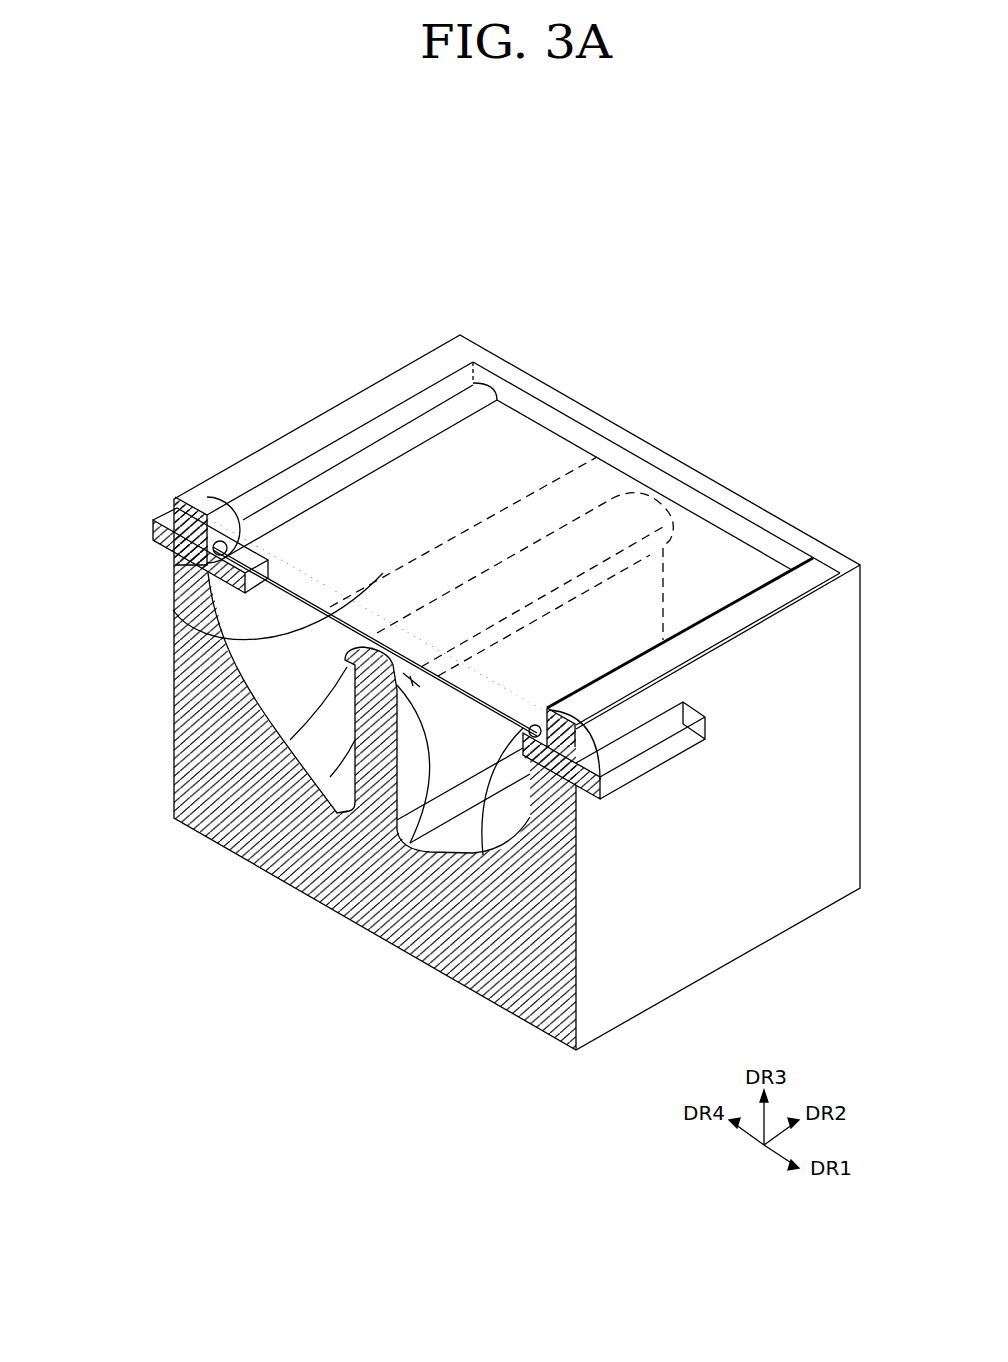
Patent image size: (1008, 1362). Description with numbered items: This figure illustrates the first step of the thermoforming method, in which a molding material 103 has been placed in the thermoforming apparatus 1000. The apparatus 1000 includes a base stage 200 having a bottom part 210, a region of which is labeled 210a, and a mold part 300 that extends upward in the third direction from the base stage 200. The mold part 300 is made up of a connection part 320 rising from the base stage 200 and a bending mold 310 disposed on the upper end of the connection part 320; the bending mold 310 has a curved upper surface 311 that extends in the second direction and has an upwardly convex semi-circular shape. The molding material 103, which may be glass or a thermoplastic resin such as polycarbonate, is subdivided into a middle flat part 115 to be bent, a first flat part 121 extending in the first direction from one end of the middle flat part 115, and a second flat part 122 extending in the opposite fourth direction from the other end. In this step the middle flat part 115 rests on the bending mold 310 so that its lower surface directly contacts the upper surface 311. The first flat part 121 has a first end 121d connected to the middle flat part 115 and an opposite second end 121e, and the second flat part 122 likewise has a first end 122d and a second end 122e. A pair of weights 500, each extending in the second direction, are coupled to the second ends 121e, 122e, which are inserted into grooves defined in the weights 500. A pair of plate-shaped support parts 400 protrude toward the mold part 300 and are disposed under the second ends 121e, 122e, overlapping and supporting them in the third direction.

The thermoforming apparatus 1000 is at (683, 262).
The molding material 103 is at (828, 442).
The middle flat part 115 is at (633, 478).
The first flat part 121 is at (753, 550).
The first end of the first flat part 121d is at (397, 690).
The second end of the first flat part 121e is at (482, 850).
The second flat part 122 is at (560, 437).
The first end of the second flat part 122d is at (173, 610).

════════════════════

- **INSTRUCTIONS TO FOLLOW**
Retype the entire listing above line for line, leaving out the picture.

- **THE RESPONSE**
Patent image size: (1008, 1362). Description with numbered items: This figure illustrates the first step of the thermoforming method, in which a molding material 103 has been placed in the thermoforming apparatus 1000. The apparatus 1000 includes a base stage 200 having a bottom part 210, a region of which is labeled 210a, and a mold part 300 that extends upward in the third direction from the base stage 200. The mold part 300 is made up of a connection part 320 rising from the base stage 200 and a bending mold 310 disposed on the upper end of the connection part 320; the bending mold 310 has a curved upper surface 311 that extends in the second direction and has an upwardly convex semi-circular shape. The molding material 103, which may be glass or a thermoplastic resin such as polycarbonate, is subdivided into a middle flat part 115 to be bent, a first flat part 121 extending in the first direction from one end of the middle flat part 115, and a second flat part 122 extending in the opposite fourth direction from the other end. In this step the middle flat part 115 rests on the bending mold 310 so that its lower surface directly contacts the upper surface 311. The first flat part 121 has a first end 121d connected to the middle flat part 115 and an opposite second end 121e, and the second flat part 122 likewise has a first end 122d and a second end 122e. A pair of weights 500, each extending in the second direction, are coupled to the second ends 121e, 122e, which are inserted into grooves defined in the weights 500. A pair of plate-shaped support parts 400 protrude toward the mold part 300 and are disposed under the second ends 121e, 122e, overlapping and supporting them in the third direction.

The thermoforming apparatus 1000 is at (683, 262).
The molding material 103 is at (828, 442).
The middle flat part 115 is at (633, 478).
The first flat part 121 is at (753, 550).
The first end of the first flat part 121d is at (397, 690).
The second end of the first flat part 121e is at (482, 850).
The second flat part 122 is at (560, 437).
The first end of the second flat part 122d is at (173, 610).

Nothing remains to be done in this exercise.